* PROBLEM DETAILS
Every line below that holds the string "through" should be copied out.
=== RECORDS FOR THIS TASK ===
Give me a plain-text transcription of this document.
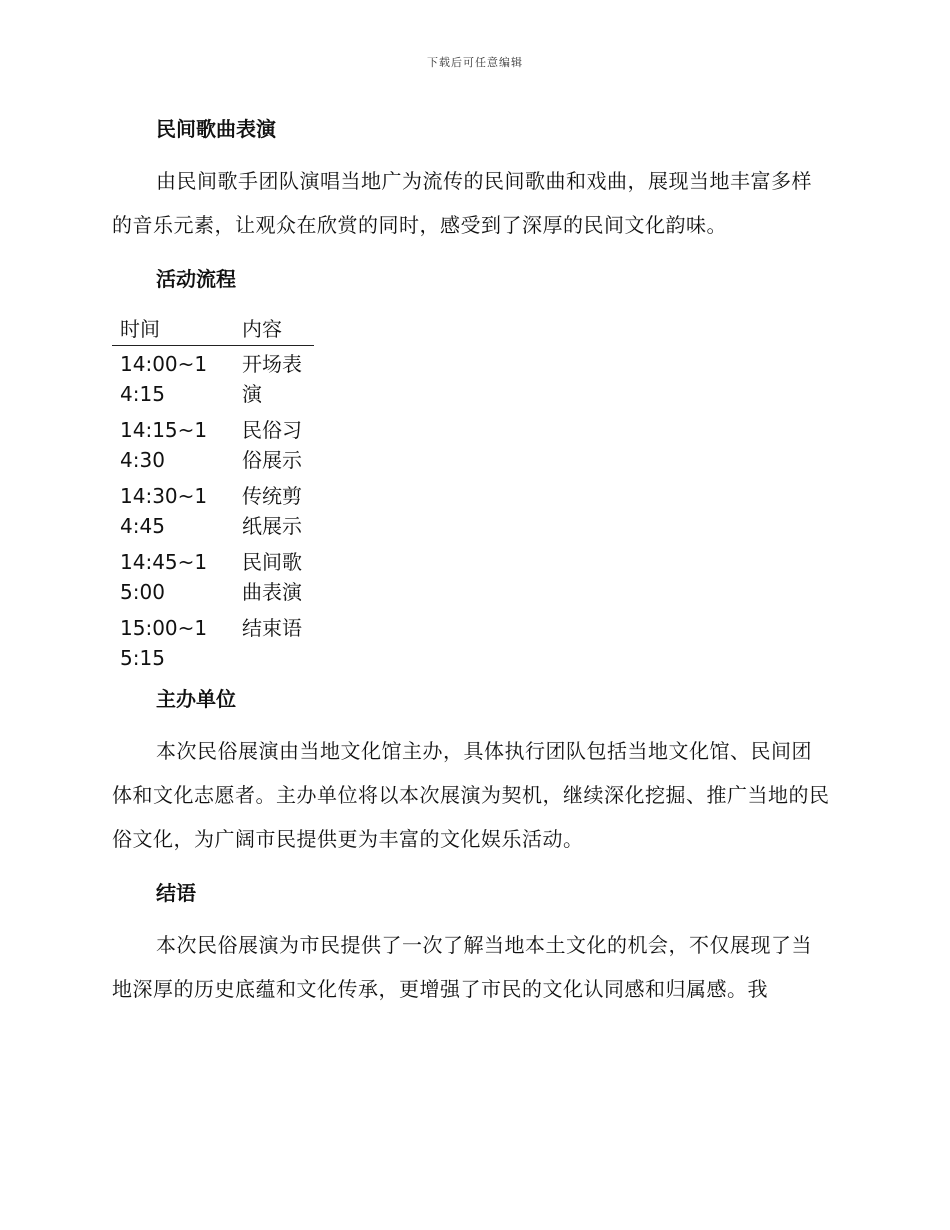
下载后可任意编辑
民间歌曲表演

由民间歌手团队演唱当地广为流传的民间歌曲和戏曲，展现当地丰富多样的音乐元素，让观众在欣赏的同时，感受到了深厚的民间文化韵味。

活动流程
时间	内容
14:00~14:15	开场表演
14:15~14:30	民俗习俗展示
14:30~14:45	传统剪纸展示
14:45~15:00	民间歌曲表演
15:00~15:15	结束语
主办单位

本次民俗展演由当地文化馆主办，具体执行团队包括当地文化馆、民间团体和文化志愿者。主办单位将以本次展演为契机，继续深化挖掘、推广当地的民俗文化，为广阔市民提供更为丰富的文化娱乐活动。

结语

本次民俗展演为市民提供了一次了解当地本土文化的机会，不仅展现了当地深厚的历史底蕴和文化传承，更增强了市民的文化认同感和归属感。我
===
=== RECORDS FOR THIS TASK ===
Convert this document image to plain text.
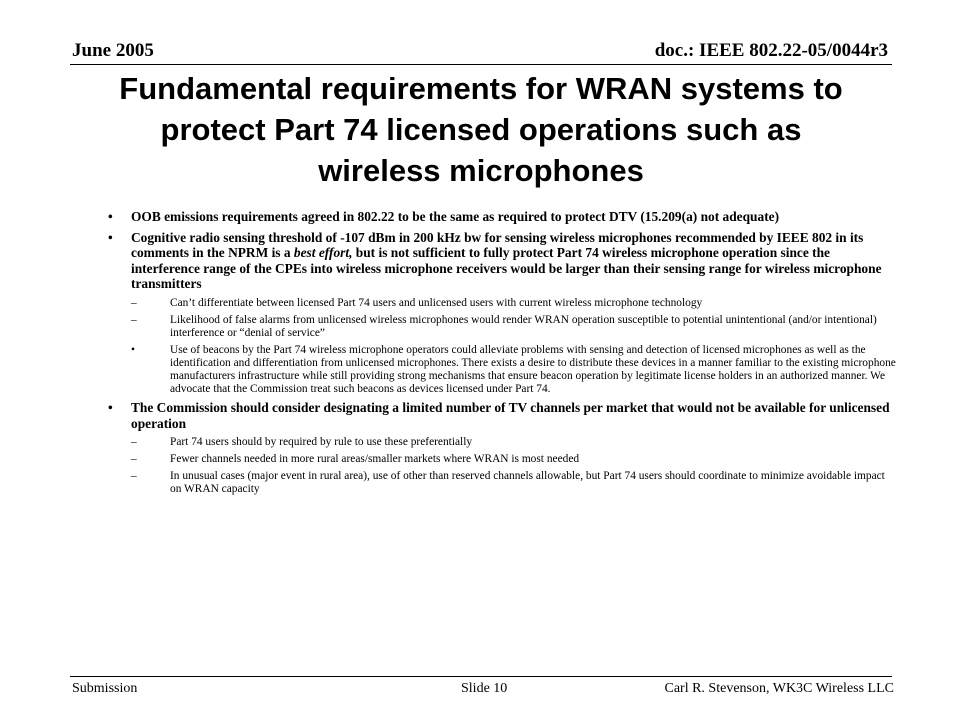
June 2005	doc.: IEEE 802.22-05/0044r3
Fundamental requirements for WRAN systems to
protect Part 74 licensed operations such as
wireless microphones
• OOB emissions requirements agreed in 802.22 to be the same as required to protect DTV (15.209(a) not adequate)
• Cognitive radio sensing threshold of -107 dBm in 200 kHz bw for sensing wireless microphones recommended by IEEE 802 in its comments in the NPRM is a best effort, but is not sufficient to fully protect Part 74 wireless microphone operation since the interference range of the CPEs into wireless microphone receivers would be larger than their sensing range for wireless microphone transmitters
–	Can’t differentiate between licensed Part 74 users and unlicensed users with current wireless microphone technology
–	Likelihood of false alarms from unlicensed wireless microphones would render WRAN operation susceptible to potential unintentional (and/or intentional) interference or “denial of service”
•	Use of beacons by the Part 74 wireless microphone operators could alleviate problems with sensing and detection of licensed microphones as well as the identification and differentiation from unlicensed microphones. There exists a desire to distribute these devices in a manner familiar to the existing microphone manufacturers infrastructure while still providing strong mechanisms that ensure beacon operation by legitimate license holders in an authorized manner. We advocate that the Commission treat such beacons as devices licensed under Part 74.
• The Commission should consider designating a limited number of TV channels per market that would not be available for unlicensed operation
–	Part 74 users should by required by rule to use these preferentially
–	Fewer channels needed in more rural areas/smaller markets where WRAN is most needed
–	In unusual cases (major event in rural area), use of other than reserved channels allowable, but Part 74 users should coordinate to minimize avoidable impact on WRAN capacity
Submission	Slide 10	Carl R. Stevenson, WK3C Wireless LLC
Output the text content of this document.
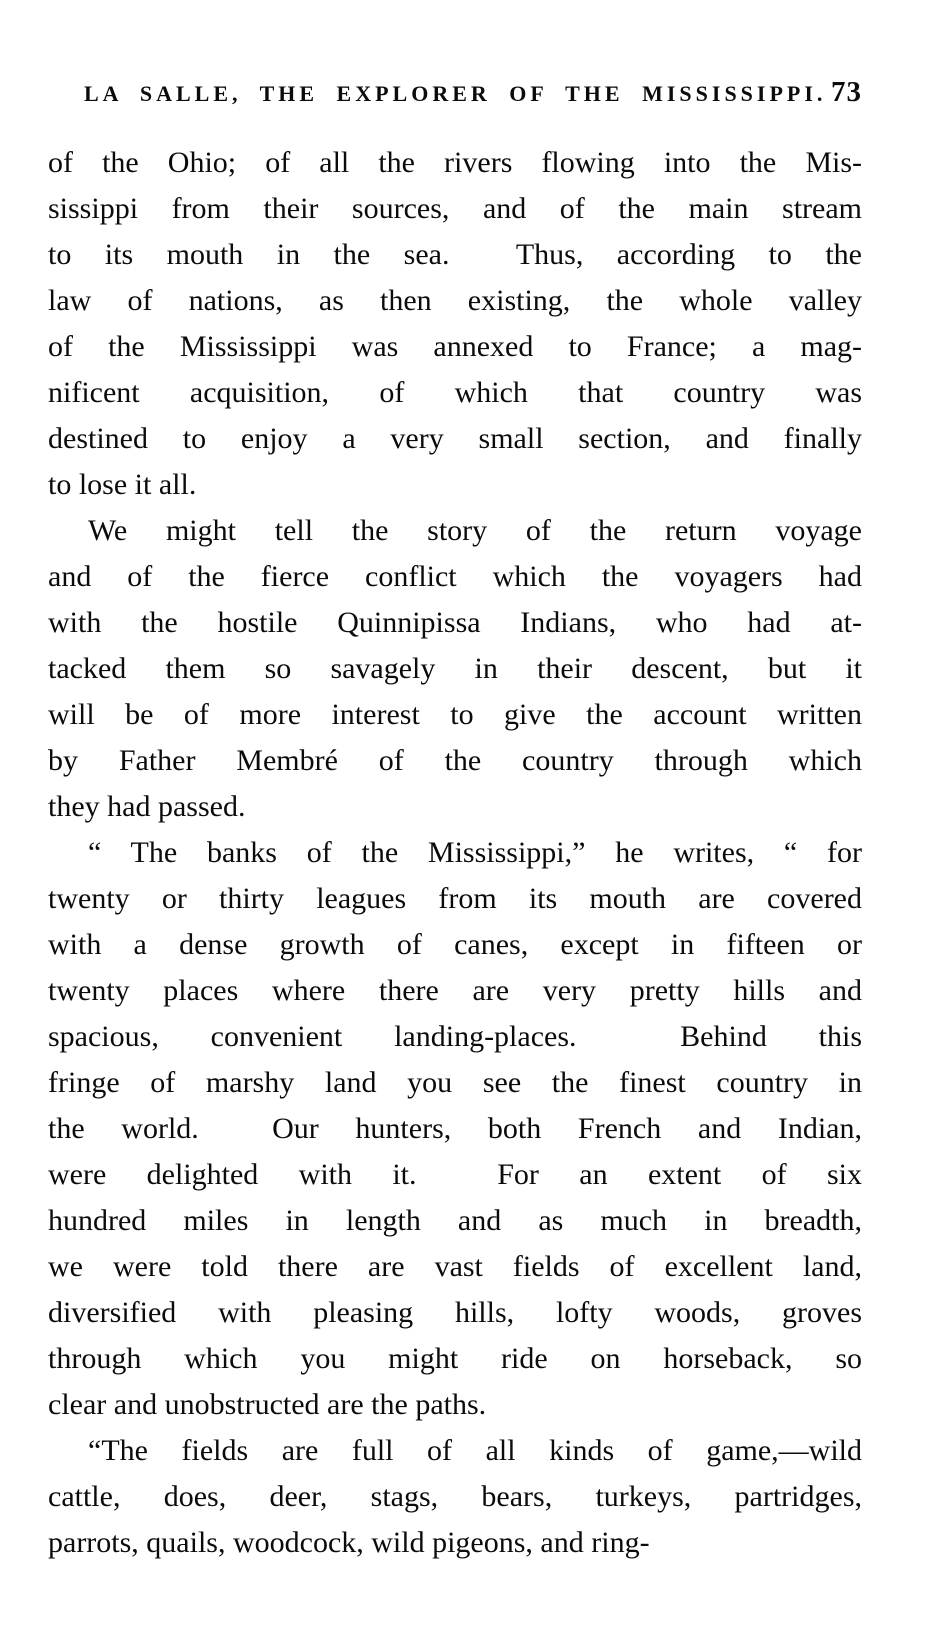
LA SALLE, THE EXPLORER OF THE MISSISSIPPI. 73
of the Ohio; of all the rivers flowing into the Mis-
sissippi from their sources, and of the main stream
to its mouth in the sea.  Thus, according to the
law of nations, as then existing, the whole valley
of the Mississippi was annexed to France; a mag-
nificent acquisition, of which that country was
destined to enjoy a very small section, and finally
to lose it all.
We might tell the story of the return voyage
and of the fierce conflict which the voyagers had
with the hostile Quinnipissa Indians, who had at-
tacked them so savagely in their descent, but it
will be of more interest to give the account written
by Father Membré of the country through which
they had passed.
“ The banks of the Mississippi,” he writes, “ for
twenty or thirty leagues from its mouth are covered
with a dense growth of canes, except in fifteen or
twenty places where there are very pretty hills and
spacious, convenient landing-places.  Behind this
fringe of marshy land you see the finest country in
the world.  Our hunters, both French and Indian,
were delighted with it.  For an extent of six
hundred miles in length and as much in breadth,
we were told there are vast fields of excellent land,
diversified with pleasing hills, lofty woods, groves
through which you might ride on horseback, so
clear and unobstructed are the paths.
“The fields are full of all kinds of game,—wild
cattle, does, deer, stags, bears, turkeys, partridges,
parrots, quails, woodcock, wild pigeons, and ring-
===
* SOLUTION FOR THIS TASK
by Father Membré of the country through which
through which you might ride on horseback, so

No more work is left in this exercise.